Written request: Copy the material word for word, from its first line through the line that contains "close-icon[interactable]: × [895, 219, 909, 229]".

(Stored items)
◆ ◆ ◆ ◆
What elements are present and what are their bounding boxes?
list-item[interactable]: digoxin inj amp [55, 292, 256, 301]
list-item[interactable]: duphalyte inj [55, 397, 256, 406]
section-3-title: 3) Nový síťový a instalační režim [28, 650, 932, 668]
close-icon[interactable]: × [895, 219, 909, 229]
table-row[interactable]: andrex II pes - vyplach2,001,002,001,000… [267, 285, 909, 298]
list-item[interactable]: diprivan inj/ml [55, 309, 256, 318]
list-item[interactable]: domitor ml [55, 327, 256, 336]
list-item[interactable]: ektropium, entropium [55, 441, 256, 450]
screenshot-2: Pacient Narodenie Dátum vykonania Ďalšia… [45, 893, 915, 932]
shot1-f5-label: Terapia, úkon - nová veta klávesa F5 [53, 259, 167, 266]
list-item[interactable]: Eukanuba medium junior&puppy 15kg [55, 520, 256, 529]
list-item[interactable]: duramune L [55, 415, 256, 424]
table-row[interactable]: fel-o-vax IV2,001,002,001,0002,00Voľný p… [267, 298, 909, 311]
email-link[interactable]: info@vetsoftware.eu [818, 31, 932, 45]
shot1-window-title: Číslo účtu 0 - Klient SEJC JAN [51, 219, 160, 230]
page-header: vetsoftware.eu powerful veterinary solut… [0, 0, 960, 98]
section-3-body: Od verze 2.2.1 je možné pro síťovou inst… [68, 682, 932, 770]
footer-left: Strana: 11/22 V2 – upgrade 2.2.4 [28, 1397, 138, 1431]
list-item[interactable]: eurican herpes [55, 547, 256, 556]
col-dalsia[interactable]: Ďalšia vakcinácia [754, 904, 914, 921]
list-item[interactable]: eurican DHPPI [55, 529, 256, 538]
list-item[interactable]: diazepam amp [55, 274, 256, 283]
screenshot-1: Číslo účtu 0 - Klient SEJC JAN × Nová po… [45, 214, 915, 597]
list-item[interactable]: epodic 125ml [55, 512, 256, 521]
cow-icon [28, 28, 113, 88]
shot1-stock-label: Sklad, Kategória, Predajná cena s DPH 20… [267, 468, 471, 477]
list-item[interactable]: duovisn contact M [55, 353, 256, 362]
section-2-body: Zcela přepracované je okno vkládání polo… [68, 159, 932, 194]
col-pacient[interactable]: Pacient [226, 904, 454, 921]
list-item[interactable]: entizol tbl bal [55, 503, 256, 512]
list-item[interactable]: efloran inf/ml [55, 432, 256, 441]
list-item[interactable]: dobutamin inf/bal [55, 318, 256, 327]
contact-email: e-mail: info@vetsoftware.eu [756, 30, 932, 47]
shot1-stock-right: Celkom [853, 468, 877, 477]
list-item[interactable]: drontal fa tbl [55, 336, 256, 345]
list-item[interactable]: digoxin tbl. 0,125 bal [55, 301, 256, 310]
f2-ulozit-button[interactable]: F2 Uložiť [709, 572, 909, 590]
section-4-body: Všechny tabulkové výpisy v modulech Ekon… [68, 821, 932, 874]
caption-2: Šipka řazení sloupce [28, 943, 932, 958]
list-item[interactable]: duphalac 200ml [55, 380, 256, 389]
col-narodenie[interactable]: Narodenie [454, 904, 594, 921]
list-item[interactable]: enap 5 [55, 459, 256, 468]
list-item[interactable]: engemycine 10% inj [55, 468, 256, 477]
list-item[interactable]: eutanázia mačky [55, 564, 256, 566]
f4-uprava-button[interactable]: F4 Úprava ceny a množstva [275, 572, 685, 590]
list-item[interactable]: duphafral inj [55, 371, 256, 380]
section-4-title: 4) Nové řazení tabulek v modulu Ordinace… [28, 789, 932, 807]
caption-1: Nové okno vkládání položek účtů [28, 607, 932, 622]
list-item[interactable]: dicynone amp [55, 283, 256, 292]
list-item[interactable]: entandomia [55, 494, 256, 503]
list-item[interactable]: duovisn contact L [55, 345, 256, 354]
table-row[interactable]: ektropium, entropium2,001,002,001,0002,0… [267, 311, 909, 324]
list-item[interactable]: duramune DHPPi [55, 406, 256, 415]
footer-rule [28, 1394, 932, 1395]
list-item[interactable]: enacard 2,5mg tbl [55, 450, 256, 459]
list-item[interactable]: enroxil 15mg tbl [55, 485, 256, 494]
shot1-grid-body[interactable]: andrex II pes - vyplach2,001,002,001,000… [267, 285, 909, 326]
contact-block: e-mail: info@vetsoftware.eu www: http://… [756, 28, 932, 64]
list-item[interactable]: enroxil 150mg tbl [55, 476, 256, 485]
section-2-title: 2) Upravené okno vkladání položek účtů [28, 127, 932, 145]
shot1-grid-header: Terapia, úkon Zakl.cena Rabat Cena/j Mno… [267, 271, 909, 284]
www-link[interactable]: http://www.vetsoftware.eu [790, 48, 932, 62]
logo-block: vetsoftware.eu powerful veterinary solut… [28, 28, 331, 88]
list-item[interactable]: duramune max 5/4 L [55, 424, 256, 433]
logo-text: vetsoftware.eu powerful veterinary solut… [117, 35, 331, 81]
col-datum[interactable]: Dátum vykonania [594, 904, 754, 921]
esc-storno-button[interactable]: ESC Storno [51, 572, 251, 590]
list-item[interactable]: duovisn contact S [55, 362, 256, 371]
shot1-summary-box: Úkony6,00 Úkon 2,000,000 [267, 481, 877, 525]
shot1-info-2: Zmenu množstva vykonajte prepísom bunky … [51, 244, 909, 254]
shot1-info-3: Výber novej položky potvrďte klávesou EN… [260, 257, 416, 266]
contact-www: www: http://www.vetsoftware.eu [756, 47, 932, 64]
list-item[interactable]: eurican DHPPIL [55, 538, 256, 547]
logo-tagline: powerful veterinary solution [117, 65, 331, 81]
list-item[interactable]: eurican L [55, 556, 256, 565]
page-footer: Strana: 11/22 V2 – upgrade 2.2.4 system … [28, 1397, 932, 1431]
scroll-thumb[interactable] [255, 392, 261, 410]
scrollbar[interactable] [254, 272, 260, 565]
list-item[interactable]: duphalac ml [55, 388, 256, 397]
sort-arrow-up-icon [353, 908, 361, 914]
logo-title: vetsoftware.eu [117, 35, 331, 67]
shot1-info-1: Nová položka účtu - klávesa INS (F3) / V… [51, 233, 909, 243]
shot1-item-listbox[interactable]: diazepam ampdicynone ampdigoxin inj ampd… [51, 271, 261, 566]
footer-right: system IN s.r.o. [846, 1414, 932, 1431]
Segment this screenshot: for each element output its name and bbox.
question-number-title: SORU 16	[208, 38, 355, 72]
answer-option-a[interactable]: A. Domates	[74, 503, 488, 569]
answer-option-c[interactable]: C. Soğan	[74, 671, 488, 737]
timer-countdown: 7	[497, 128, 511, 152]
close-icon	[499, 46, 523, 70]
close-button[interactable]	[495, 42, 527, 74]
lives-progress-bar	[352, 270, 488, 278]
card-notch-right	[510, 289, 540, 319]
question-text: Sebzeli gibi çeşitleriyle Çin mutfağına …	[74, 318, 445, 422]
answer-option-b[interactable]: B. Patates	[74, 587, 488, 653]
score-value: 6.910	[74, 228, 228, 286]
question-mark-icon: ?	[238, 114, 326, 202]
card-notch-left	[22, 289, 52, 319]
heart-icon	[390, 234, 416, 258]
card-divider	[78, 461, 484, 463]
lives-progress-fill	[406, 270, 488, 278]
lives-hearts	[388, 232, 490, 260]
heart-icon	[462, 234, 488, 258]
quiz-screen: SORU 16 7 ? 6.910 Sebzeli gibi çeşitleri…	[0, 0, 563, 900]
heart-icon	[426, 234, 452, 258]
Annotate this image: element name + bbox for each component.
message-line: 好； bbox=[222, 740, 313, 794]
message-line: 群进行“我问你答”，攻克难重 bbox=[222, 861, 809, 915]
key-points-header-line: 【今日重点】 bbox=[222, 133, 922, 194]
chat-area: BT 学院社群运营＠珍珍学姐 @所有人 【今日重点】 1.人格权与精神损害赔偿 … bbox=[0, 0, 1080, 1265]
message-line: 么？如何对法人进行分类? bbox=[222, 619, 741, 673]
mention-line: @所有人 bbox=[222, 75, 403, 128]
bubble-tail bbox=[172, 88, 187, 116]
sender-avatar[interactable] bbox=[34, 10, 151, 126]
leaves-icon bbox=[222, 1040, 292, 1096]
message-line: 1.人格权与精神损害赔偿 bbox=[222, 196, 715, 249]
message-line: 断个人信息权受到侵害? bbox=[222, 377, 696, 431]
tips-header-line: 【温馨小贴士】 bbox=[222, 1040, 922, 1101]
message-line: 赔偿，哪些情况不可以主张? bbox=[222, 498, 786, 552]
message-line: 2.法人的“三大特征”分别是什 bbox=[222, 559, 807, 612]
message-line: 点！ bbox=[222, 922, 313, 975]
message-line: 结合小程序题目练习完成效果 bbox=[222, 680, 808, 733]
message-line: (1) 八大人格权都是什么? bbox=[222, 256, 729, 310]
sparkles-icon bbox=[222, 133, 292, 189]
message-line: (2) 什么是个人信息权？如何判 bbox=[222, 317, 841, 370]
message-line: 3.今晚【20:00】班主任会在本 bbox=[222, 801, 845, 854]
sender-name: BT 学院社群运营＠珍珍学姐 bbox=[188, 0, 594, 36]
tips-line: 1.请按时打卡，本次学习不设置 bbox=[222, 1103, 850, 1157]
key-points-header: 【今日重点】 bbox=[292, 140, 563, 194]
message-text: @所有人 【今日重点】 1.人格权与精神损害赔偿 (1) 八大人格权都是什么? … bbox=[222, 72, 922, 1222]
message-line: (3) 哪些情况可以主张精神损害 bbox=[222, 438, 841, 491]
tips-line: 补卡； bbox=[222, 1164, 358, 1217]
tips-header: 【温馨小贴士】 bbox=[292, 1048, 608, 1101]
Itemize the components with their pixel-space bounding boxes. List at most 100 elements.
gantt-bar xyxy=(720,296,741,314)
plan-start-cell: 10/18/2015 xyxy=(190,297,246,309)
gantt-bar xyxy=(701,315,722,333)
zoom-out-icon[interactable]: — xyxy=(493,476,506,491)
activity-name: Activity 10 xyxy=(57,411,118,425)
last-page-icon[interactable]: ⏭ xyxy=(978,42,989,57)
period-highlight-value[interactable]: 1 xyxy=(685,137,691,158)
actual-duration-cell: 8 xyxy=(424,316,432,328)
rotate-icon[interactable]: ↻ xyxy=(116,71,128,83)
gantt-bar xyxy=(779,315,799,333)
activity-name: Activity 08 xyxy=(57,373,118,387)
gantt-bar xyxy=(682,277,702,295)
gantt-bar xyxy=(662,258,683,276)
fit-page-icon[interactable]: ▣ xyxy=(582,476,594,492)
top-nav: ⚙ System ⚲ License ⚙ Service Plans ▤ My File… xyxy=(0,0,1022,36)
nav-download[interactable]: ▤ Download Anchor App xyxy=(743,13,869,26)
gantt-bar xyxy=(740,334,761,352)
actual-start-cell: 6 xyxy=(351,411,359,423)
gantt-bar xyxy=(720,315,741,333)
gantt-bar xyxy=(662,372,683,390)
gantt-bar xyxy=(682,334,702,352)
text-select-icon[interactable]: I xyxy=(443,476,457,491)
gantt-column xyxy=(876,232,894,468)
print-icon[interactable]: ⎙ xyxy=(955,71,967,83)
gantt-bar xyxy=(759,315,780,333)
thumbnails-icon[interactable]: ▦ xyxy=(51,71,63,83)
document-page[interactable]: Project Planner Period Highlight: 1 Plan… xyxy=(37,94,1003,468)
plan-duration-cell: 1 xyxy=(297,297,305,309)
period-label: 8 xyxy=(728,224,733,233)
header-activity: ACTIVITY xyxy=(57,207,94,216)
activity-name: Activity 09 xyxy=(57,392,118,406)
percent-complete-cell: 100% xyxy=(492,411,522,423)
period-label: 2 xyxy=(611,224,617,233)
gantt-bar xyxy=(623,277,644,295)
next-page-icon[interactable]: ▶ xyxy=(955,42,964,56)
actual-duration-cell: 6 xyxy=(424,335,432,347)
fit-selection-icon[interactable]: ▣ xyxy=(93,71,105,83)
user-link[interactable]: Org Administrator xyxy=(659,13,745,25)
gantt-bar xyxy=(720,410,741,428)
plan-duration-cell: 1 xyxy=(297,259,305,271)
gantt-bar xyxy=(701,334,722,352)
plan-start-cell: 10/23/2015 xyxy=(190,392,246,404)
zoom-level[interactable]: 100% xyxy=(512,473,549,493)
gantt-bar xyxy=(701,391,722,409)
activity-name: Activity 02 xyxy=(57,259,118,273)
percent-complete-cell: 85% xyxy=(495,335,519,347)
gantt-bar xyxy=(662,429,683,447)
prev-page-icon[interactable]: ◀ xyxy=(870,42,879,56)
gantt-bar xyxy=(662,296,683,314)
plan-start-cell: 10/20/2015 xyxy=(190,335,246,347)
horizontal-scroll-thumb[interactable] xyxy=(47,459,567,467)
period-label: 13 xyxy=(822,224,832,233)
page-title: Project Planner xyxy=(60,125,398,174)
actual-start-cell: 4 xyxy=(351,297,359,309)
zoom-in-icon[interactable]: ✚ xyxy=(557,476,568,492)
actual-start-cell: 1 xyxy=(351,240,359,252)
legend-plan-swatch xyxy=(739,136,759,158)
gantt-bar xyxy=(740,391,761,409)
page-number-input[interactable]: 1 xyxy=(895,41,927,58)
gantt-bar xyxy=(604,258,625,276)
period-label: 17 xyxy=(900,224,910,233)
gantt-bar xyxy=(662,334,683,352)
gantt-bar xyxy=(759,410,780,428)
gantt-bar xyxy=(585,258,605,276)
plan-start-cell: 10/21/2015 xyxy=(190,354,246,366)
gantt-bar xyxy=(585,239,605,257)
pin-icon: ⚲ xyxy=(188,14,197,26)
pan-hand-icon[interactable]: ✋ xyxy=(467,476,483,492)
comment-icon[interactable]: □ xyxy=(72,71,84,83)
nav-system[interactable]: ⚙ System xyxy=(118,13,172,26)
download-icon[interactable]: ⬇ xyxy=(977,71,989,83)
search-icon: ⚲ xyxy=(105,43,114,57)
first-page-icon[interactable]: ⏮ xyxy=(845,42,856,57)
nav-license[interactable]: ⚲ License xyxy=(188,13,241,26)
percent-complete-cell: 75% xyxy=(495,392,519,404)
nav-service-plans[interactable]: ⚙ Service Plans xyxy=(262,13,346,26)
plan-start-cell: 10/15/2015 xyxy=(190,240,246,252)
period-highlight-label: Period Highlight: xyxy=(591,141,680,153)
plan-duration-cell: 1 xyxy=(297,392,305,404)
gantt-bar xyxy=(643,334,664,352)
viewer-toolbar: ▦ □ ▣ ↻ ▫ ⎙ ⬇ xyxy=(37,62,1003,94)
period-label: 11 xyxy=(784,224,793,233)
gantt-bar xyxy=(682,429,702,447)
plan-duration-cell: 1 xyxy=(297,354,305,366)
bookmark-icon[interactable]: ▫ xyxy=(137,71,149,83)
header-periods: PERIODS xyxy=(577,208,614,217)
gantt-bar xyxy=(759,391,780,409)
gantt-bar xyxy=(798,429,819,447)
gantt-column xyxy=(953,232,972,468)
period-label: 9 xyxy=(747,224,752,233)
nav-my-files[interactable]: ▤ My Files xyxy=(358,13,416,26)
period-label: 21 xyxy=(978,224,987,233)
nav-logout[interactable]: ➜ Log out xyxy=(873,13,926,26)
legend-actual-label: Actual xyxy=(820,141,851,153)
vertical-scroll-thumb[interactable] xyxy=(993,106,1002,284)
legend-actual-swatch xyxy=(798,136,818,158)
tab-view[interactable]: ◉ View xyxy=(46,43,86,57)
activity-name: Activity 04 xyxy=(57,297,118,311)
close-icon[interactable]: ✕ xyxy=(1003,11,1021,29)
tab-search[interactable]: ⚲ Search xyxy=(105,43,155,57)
◆ ◆ ◆ ◆
Result:
What elements are present and what are their bounding boxes?
list-item[interactable]: digoxin inj amp [55, 292, 256, 301]
list-item[interactable]: duphalyte inj [55, 397, 256, 406]
section-3-title: 3) Nový síťový a instalační režim [28, 650, 932, 668]
close-icon[interactable]: × [895, 219, 909, 229]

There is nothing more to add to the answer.